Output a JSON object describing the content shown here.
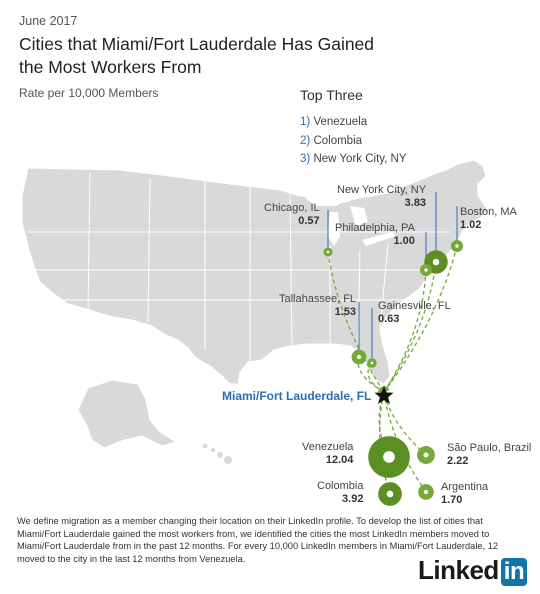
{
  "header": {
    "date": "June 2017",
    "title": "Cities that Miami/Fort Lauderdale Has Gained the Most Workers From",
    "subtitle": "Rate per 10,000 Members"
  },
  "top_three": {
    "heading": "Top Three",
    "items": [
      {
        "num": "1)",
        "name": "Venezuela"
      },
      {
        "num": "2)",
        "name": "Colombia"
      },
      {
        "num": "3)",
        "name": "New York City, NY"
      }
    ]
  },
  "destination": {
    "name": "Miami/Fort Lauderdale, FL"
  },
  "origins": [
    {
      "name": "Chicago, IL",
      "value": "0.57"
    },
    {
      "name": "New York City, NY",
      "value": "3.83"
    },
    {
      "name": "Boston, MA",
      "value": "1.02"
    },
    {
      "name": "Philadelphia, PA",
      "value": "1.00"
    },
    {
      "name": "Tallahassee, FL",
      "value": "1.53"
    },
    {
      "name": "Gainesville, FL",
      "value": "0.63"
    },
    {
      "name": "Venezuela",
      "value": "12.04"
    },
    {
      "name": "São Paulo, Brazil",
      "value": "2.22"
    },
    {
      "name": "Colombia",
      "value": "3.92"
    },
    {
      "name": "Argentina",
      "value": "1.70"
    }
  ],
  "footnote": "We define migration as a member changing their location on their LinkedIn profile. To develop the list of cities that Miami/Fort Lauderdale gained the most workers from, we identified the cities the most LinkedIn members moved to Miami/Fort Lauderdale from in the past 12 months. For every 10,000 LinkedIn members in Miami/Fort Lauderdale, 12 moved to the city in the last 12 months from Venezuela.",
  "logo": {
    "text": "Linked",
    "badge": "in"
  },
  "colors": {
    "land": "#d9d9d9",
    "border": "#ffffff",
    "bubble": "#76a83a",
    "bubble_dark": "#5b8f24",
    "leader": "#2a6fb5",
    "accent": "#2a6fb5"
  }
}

★ ★ ★ ★

▶ [What is needed]:
Retype the data above exactly; pictures are not part of the copy.

▶ [Full answer]:
Output a JSON object describing the content shown here.
{
  "header": {
    "date": "June 2017",
    "title": "Cities that Miami/Fort Lauderdale Has Gained the Most Workers From",
    "subtitle": "Rate per 10,000 Members"
  },
  "top_three": {
    "heading": "Top Three",
    "items": [
      {
        "num": "1)",
        "name": "Venezuela"
      },
      {
        "num": "2)",
        "name": "Colombia"
      },
      {
        "num": "3)",
        "name": "New York City, NY"
      }
    ]
  },
  "destination": {
    "name": "Miami/Fort Lauderdale, FL"
  },
  "origins": [
    {
      "name": "Chicago, IL",
      "value": "0.57"
    },
    {
      "name": "New York City, NY",
      "value": "3.83"
    },
    {
      "name": "Boston, MA",
      "value": "1.02"
    },
    {
      "name": "Philadelphia, PA",
      "value": "1.00"
    },
    {
      "name": "Tallahassee, FL",
      "value": "1.53"
    },
    {
      "name": "Gainesville, FL",
      "value": "0.63"
    },
    {
      "name": "Venezuela",
      "value": "12.04"
    },
    {
      "name": "São Paulo, Brazil",
      "value": "2.22"
    },
    {
      "name": "Colombia",
      "value": "3.92"
    },
    {
      "name": "Argentina",
      "value": "1.70"
    }
  ],
  "footnote": "We define migration as a member changing their location on their LinkedIn profile. To develop the list of cities that Miami/Fort Lauderdale gained the most workers from, we identified the cities the most LinkedIn members moved to Miami/Fort Lauderdale from in the past 12 months. For every 10,000 LinkedIn members in Miami/Fort Lauderdale, 12 moved to the city in the last 12 months from Venezuela.",
  "logo": {
    "text": "Linked",
    "badge": "in"
  },
  "colors": {
    "land": "#d9d9d9",
    "border": "#ffffff",
    "bubble": "#76a83a",
    "bubble_dark": "#5b8f24",
    "leader": "#2a6fb5",
    "accent": "#2a6fb5"
  }
}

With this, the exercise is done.